**WRITTEN EXERCISE**
Please print every record below exactly as it appears.

(Items from a dataset)
......

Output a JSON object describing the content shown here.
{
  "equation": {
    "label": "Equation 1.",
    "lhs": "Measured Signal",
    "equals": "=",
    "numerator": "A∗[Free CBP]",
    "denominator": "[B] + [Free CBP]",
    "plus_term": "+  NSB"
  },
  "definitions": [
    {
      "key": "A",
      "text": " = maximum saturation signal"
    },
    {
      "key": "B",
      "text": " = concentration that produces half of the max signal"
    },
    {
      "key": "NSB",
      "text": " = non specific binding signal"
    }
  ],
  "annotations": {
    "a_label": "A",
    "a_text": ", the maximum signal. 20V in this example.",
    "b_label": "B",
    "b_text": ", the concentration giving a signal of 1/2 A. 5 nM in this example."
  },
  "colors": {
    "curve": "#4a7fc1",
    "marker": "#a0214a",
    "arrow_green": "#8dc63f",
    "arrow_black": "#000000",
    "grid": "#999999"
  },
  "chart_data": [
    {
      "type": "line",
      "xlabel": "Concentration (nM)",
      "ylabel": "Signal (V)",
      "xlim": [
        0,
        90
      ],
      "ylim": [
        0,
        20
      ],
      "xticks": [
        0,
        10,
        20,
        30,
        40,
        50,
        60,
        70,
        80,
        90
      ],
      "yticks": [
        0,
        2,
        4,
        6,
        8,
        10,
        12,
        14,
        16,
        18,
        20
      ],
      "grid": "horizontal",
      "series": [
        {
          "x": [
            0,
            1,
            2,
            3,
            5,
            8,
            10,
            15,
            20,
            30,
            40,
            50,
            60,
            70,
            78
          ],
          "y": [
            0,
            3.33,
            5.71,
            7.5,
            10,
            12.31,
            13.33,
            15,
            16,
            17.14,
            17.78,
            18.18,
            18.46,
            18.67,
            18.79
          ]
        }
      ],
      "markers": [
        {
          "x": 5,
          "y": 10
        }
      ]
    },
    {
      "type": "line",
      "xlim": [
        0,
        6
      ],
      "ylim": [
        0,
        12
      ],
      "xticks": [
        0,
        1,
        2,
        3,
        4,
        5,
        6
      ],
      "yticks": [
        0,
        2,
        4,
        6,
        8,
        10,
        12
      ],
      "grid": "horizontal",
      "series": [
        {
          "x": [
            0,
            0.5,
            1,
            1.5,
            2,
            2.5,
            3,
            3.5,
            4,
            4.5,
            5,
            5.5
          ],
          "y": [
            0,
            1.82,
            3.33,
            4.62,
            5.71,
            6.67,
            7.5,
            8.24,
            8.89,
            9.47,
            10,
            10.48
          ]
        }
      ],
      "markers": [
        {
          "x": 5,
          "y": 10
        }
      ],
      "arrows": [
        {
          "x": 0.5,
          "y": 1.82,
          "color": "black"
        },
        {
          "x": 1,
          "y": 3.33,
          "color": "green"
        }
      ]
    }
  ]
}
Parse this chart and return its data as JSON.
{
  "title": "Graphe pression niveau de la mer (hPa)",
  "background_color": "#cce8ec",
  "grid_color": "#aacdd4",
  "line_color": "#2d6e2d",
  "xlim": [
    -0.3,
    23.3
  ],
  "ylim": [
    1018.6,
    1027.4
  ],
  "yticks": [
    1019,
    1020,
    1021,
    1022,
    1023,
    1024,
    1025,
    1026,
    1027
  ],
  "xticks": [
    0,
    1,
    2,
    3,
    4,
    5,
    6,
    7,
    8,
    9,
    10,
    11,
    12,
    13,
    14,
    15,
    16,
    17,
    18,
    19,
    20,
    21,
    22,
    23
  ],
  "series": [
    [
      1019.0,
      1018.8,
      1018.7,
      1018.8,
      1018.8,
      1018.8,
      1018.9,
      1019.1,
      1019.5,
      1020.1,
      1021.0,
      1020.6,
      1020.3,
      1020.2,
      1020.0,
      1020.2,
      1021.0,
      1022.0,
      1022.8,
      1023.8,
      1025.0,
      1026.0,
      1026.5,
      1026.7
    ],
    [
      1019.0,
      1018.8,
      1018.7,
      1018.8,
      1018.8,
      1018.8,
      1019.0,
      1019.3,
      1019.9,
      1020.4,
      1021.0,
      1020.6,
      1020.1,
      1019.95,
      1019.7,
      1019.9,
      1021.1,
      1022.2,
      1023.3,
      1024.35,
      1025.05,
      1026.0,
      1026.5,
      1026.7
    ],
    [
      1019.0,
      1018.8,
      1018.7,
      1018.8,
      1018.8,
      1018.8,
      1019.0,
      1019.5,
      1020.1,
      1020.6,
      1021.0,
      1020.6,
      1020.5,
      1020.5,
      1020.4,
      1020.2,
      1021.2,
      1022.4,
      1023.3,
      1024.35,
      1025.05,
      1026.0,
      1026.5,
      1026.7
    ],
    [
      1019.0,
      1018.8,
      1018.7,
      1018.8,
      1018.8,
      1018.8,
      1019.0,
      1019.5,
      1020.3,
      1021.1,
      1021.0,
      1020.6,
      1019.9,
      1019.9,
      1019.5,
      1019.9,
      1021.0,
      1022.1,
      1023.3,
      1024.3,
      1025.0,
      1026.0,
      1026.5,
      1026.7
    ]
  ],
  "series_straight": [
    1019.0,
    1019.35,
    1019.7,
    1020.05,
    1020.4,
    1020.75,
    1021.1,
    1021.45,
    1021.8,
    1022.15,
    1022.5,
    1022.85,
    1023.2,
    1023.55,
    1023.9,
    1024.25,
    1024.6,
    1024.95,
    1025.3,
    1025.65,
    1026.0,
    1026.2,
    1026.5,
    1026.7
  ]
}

......

**THE RESULT**
Output a JSON object describing the content shown here.
{
  "equation": {
    "label": "Equation 1.",
    "lhs": "Measured Signal",
    "equals": "=",
    "numerator": "A∗[Free CBP]",
    "denominator": "[B] + [Free CBP]",
    "plus_term": "+  NSB"
  },
  "definitions": [
    {
      "key": "A",
      "text": " = maximum saturation signal"
    },
    {
      "key": "B",
      "text": " = concentration that produces half of the max signal"
    },
    {
      "key": "NSB",
      "text": " = non specific binding signal"
    }
  ],
  "annotations": {
    "a_label": "A",
    "a_text": ", the maximum signal. 20V in this example.",
    "b_label": "B",
    "b_text": ", the concentration giving a signal of 1/2 A. 5 nM in this example."
  },
  "colors": {
    "curve": "#4a7fc1",
    "marker": "#a0214a",
    "arrow_green": "#8dc63f",
    "arrow_black": "#000000",
    "grid": "#999999"
  },
  "chart_data": [
    {
      "type": "line",
      "xlabel": "Concentration (nM)",
      "ylabel": "Signal (V)",
      "xlim": [
        0,
        90
      ],
      "ylim": [
        0,
        20
      ],
      "xticks": [
        0,
        10,
        20,
        30,
        40,
        50,
        60,
        70,
        80,
        90
      ],
      "yticks": [
        0,
        2,
        4,
        6,
        8,
        10,
        12,
        14,
        16,
        18,
        20
      ],
      "grid": "horizontal",
      "series": [
        {
          "x": [
            0,
            1,
            2,
            3,
            5,
            8,
            10,
            15,
            20,
            30,
            40,
            50,
            60,
            70,
            78
          ],
          "y": [
            0,
            3.33,
            5.71,
            7.5,
            10,
            12.31,
            13.33,
            15,
            16,
            17.14,
            17.78,
            18.18,
            18.46,
            18.67,
            18.79
          ]
        }
      ],
      "markers": [
        {
          "x": 5,
          "y": 10
        }
      ]
    },
    {
      "type": "line",
      "xlim": [
        0,
        6
      ],
      "ylim": [
        0,
        12
      ],
      "xticks": [
        0,
        1,
        2,
        3,
        4,
        5,
        6
      ],
      "yticks": [
        0,
        2,
        4,
        6,
        8,
        10,
        12
      ],
      "grid": "horizontal",
      "series": [
        {
          "x": [
            0,
            0.5,
            1,
            1.5,
            2,
            2.5,
            3,
            3.5,
            4,
            4.5,
            5,
            5.5
          ],
          "y": [
            0,
            1.82,
            3.33,
            4.62,
            5.71,
            6.67,
            7.5,
            8.24,
            8.89,
            9.47,
            10,
            10.48
          ]
        }
      ],
      "markers": [
        {
          "x": 5,
          "y": 10
        }
      ],
      "arrows": [
        {
          "x": 0.5,
          "y": 1.82,
          "color": "black"
        },
        {
          "x": 1,
          "y": 3.33,
          "color": "green"
        }
      ]
    }
  ]
}
Parse this chart and return its data as JSON.
{
  "title": "Graphe pression niveau de la mer (hPa)",
  "background_color": "#cce8ec",
  "grid_color": "#aacdd4",
  "line_color": "#2d6e2d",
  "xlim": [
    -0.3,
    23.3
  ],
  "ylim": [
    1018.6,
    1027.4
  ],
  "yticks": [
    1019,
    1020,
    1021,
    1022,
    1023,
    1024,
    1025,
    1026,
    1027
  ],
  "xticks": [
    0,
    1,
    2,
    3,
    4,
    5,
    6,
    7,
    8,
    9,
    10,
    11,
    12,
    13,
    14,
    15,
    16,
    17,
    18,
    19,
    20,
    21,
    22,
    23
  ],
  "series": [
    [
      1019.0,
      1018.8,
      1018.7,
      1018.8,
      1018.8,
      1018.8,
      1018.9,
      1019.1,
      1019.5,
      1020.1,
      1021.0,
      1020.6,
      1020.3,
      1020.2,
      1020.0,
      1020.2,
      1021.0,
      1022.0,
      1022.8,
      1023.8,
      1025.0,
      1026.0,
      1026.5,
      1026.7
    ],
    [
      1019.0,
      1018.8,
      1018.7,
      1018.8,
      1018.8,
      1018.8,
      1019.0,
      1019.3,
      1019.9,
      1020.4,
      1021.0,
      1020.6,
      1020.1,
      1019.95,
      1019.7,
      1019.9,
      1021.1,
      1022.2,
      1023.3,
      1024.35,
      1025.05,
      1026.0,
      1026.5,
      1026.7
    ],
    [
      1019.0,
      1018.8,
      1018.7,
      1018.8,
      1018.8,
      1018.8,
      1019.0,
      1019.5,
      1020.1,
      1020.6,
      1021.0,
      1020.6,
      1020.5,
      1020.5,
      1020.4,
      1020.2,
      1021.2,
      1022.4,
      1023.3,
      1024.35,
      1025.05,
      1026.0,
      1026.5,
      1026.7
    ],
    [
      1019.0,
      1018.8,
      1018.7,
      1018.8,
      1018.8,
      1018.8,
      1019.0,
      1019.5,
      1020.3,
      1021.1,
      1021.0,
      1020.6,
      1019.9,
      1019.9,
      1019.5,
      1019.9,
      1021.0,
      1022.1,
      1023.3,
      1024.3,
      1025.0,
      1026.0,
      1026.5,
      1026.7
    ]
  ],
  "series_straight": [
    1019.0,
    1019.35,
    1019.7,
    1020.05,
    1020.4,
    1020.75,
    1021.1,
    1021.45,
    1021.8,
    1022.15,
    1022.5,
    1022.85,
    1023.2,
    1023.55,
    1023.9,
    1024.25,
    1024.6,
    1024.95,
    1025.3,
    1025.65,
    1026.0,
    1026.2,
    1026.5,
    1026.7
  ]
}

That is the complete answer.